[BEGIN]

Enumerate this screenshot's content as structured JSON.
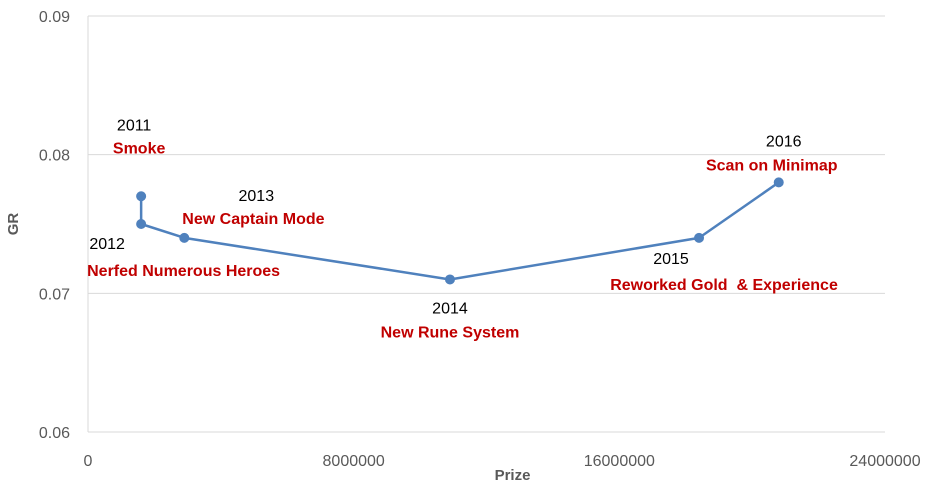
{
  "chart_data": {
    "type": "scatter",
    "xlabel": "Prize",
    "ylabel": "GR",
    "xlim": [
      0,
      24000000
    ],
    "ylim": [
      0.06,
      0.09
    ],
    "x_ticks": [
      "0",
      "8000000",
      "16000000",
      "24000000"
    ],
    "y_ticks": [
      "0.06",
      "0.07",
      "0.08",
      "0.09"
    ],
    "grid": "horizontal",
    "line_color": "#4f81bd",
    "marker_color": "#4f81bd",
    "annotation_year_color": "#000000",
    "annotation_event_color": "#c00000",
    "series": [
      {
        "points": [
          {
            "x": 1600000,
            "y": 0.077,
            "year": "2011",
            "event": "Smoke"
          },
          {
            "x": 1600000,
            "y": 0.075,
            "year": "2012",
            "event": "Nerfed Numerous Heroes"
          },
          {
            "x": 2900000,
            "y": 0.074,
            "year": "2013",
            "event": "New Captain Mode"
          },
          {
            "x": 10900000,
            "y": 0.071,
            "year": "2014",
            "event": "New Rune System"
          },
          {
            "x": 18400000,
            "y": 0.074,
            "year": "2015",
            "event": "Reworked Gold  & Experience"
          },
          {
            "x": 20800000,
            "y": 0.078,
            "year": "2016",
            "event": "Scan on Minimap"
          }
        ]
      }
    ]
  }
}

[END]

▶ _Task_
Reproduce the entries above exactly. Do not include the images.

▶ _Correct response_
Enumerate this screenshot's content as structured JSON.
{
  "chart_data": {
    "type": "scatter",
    "xlabel": "Prize",
    "ylabel": "GR",
    "xlim": [
      0,
      24000000
    ],
    "ylim": [
      0.06,
      0.09
    ],
    "x_ticks": [
      "0",
      "8000000",
      "16000000",
      "24000000"
    ],
    "y_ticks": [
      "0.06",
      "0.07",
      "0.08",
      "0.09"
    ],
    "grid": "horizontal",
    "line_color": "#4f81bd",
    "marker_color": "#4f81bd",
    "annotation_year_color": "#000000",
    "annotation_event_color": "#c00000",
    "series": [
      {
        "points": [
          {
            "x": 1600000,
            "y": 0.077,
            "year": "2011",
            "event": "Smoke"
          },
          {
            "x": 1600000,
            "y": 0.075,
            "year": "2012",
            "event": "Nerfed Numerous Heroes"
          },
          {
            "x": 2900000,
            "y": 0.074,
            "year": "2013",
            "event": "New Captain Mode"
          },
          {
            "x": 10900000,
            "y": 0.071,
            "year": "2014",
            "event": "New Rune System"
          },
          {
            "x": 18400000,
            "y": 0.074,
            "year": "2015",
            "event": "Reworked Gold  & Experience"
          },
          {
            "x": 20800000,
            "y": 0.078,
            "year": "2016",
            "event": "Scan on Minimap"
          }
        ]
      }
    ]
  }
}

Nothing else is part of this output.